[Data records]
--------------------------------
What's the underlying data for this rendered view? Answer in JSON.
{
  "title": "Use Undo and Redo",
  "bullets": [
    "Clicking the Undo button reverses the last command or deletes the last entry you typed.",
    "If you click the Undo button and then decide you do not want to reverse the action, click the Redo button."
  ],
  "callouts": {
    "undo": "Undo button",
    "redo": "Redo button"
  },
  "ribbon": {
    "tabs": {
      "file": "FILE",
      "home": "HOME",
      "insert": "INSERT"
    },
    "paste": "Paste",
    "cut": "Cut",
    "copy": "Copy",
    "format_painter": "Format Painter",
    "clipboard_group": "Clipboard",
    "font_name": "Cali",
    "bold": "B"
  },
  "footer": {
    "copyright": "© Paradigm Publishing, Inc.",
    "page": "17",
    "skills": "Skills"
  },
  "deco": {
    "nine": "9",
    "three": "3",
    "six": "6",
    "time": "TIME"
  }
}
--------------------------------
- PROBLEM TO SOLVE
Quote each line above in full, word for word.

- CORRECT ANSWER
What's the underlying data for this rendered view? Answer in JSON.
{
  "title": "Use Undo and Redo",
  "bullets": [
    "Clicking the Undo button reverses the last command or deletes the last entry you typed.",
    "If you click the Undo button and then decide you do not want to reverse the action, click the Redo button."
  ],
  "callouts": {
    "undo": "Undo button",
    "redo": "Redo button"
  },
  "ribbon": {
    "tabs": {
      "file": "FILE",
      "home": "HOME",
      "insert": "INSERT"
    },
    "paste": "Paste",
    "cut": "Cut",
    "copy": "Copy",
    "format_painter": "Format Painter",
    "clipboard_group": "Clipboard",
    "font_name": "Cali",
    "bold": "B"
  },
  "footer": {
    "copyright": "© Paradigm Publishing, Inc.",
    "page": "17",
    "skills": "Skills"
  },
  "deco": {
    "nine": "9",
    "three": "3",
    "six": "6",
    "time": "TIME"
  }
}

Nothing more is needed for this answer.